● **AIM**
Would you write out the entries below, every one of them, exactly?

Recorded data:

..........

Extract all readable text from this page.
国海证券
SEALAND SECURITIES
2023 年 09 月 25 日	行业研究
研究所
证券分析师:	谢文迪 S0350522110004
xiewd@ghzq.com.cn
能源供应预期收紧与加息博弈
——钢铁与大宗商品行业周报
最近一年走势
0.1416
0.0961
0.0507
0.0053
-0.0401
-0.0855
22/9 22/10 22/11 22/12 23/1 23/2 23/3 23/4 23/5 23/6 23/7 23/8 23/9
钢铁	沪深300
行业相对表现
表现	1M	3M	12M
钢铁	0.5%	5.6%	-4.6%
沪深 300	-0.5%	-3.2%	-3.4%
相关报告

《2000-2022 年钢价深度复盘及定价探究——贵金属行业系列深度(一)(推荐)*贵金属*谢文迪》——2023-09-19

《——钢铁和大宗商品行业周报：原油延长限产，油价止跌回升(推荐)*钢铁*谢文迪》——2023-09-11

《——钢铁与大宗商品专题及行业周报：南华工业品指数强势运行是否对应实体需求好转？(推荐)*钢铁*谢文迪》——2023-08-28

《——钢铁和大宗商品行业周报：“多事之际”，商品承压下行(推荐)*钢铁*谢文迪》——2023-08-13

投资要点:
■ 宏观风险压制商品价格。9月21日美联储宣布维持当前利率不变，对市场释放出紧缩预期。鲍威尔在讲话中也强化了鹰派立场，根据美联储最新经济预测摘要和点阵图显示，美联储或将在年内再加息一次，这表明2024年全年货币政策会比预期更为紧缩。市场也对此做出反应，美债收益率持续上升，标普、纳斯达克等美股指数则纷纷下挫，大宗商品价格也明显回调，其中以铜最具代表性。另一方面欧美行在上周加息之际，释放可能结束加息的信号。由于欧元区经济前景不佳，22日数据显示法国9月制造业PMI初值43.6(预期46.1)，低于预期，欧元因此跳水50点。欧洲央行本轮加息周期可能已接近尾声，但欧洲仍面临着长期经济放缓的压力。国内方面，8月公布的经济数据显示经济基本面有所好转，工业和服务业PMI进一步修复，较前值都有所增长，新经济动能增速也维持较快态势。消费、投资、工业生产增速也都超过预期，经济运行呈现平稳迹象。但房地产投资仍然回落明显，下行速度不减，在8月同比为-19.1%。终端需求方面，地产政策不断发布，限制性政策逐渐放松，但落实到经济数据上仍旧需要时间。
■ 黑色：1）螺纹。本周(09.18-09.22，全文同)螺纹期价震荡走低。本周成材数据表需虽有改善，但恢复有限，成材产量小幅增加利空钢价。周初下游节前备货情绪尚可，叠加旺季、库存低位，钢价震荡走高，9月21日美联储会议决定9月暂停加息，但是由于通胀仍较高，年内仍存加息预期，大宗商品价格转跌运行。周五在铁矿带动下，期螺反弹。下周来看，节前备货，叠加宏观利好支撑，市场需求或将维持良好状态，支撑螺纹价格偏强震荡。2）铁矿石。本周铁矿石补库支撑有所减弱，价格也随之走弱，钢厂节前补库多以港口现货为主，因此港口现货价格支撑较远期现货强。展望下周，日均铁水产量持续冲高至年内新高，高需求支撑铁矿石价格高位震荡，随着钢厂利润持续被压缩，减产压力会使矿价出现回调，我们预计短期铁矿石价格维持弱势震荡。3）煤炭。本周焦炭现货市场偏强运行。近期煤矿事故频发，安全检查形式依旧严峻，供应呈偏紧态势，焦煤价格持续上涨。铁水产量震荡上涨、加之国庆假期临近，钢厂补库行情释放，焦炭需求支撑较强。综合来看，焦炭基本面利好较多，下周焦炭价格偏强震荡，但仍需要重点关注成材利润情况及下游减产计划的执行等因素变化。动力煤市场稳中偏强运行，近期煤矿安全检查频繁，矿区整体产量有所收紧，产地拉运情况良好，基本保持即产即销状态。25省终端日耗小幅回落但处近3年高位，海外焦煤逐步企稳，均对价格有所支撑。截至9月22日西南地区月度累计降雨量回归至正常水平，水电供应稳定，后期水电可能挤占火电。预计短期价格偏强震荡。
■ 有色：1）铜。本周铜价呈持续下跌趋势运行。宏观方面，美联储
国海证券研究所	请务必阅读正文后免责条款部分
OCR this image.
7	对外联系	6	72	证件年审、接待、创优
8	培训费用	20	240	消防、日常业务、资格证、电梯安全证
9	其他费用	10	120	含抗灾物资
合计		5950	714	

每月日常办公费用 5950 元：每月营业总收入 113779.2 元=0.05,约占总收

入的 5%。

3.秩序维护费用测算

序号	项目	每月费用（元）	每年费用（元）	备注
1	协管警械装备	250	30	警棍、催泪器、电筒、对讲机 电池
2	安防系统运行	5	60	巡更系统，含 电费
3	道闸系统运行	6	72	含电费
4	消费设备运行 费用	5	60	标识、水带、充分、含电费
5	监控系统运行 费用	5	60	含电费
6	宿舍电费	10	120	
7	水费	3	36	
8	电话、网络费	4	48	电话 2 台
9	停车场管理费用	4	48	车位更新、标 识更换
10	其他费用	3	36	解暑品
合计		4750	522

..........

● **WRITTEN REPLY**
Extract all readable text from this page.
国海证券
SEALAND SECURITIES
2023 年 09 月 25 日	行业研究
研究所
证券分析师:	谢文迪 S0350522110004
xiewd@ghzq.com.cn
能源供应预期收紧与加息博弈
——钢铁与大宗商品行业周报
最近一年走势
0.1416
0.0961
0.0507
0.0053
-0.0401
-0.0855
22/9 22/10 22/11 22/12 23/1 23/2 23/3 23/4 23/5 23/6 23/7 23/8 23/9
钢铁	沪深300
行业相对表现
表现	1M	3M	12M
钢铁	0.5%	5.6%	-4.6%
沪深 300	-0.5%	-3.2%	-3.4%
相关报告

《2000-2022 年钢价深度复盘及定价探究——贵金属行业系列深度(一)(推荐)*贵金属*谢文迪》——2023-09-19

《——钢铁和大宗商品行业周报：原油延长限产，油价止跌回升(推荐)*钢铁*谢文迪》——2023-09-11

《——钢铁与大宗商品专题及行业周报：南华工业品指数强势运行是否对应实体需求好转？(推荐)*钢铁*谢文迪》——2023-08-28

《——钢铁和大宗商品行业周报：“多事之际”，商品承压下行(推荐)*钢铁*谢文迪》——2023-08-13

投资要点:
■ 宏观风险压制商品价格。9月21日美联储宣布维持当前利率不变，对市场释放出紧缩预期。鲍威尔在讲话中也强化了鹰派立场，根据美联储最新经济预测摘要和点阵图显示，美联储或将在年内再加息一次，这表明2024年全年货币政策会比预期更为紧缩。市场也对此做出反应，美债收益率持续上升，标普、纳斯达克等美股指数则纷纷下挫，大宗商品价格也明显回调，其中以铜最具代表性。另一方面欧美行在上周加息之际，释放可能结束加息的信号。由于欧元区经济前景不佳，22日数据显示法国9月制造业PMI初值43.6(预期46.1)，低于预期，欧元因此跳水50点。欧洲央行本轮加息周期可能已接近尾声，但欧洲仍面临着长期经济放缓的压力。国内方面，8月公布的经济数据显示经济基本面有所好转，工业和服务业PMI进一步修复，较前值都有所增长，新经济动能增速也维持较快态势。消费、投资、工业生产增速也都超过预期，经济运行呈现平稳迹象。但房地产投资仍然回落明显，下行速度不减，在8月同比为-19.1%。终端需求方面，地产政策不断发布，限制性政策逐渐放松，但落实到经济数据上仍旧需要时间。
■ 黑色：1）螺纹。本周(09.18-09.22，全文同)螺纹期价震荡走低。本周成材数据表需虽有改善，但恢复有限，成材产量小幅增加利空钢价。周初下游节前备货情绪尚可，叠加旺季、库存低位，钢价震荡走高，9月21日美联储会议决定9月暂停加息，但是由于通胀仍较高，年内仍存加息预期，大宗商品价格转跌运行。周五在铁矿带动下，期螺反弹。下周来看，节前备货，叠加宏观利好支撑，市场需求或将维持良好状态，支撑螺纹价格偏强震荡。2）铁矿石。本周铁矿石补库支撑有所减弱，价格也随之走弱，钢厂节前补库多以港口现货为主，因此港口现货价格支撑较远期现货强。展望下周，日均铁水产量持续冲高至年内新高，高需求支撑铁矿石价格高位震荡，随着钢厂利润持续被压缩，减产压力会使矿价出现回调，我们预计短期铁矿石价格维持弱势震荡。3）煤炭。本周焦炭现货市场偏强运行。近期煤矿事故频发，安全检查形式依旧严峻，供应呈偏紧态势，焦煤价格持续上涨。铁水产量震荡上涨、加之国庆假期临近，钢厂补库行情释放，焦炭需求支撑较强。综合来看，焦炭基本面利好较多，下周焦炭价格偏强震荡，但仍需要重点关注成材利润情况及下游减产计划的执行等因素变化。动力煤市场稳中偏强运行，近期煤矿安全检查频繁，矿区整体产量有所收紧，产地拉运情况良好，基本保持即产即销状态。25省终端日耗小幅回落但处近3年高位，海外焦煤逐步企稳，均对价格有所支撑。截至9月22日西南地区月度累计降雨量回归至正常水平，水电供应稳定，后期水电可能挤占火电。预计短期价格偏强震荡。
■ 有色：1）铜。本周铜价呈持续下跌趋势运行。宏观方面，美联储
国海证券研究所	请务必阅读正文后免责条款部分
OCR this image.
7	对外联系	6	72	证件年审、接待、创优
8	培训费用	20	240	消防、日常业务、资格证、电梯安全证
9	其他费用	10	120	含抗灾物资
合计		5950	714	

每月日常办公费用 5950 元：每月营业总收入 113779.2 元=0.05,约占总收

入的 5%。

3.秩序维护费用测算

序号	项目	每月费用（元）	每年费用（元）	备注
1	协管警械装备	250	30	警棍、催泪器、电筒、对讲机 电池
2	安防系统运行	5	60	巡更系统，含 电费
3	道闸系统运行	6	72	含电费
4	消费设备运行 费用	5	60	标识、水带、充分、含电费
5	监控系统运行 费用	5	60	含电费
6	宿舍电费	10	120	
7	水费	3	36	
8	电话、网络费	4	48	电话 2 台
9	停车场管理费用	4	48	车位更新、标 识更换
10	其他费用	3	36	解暑品
合计		4750	522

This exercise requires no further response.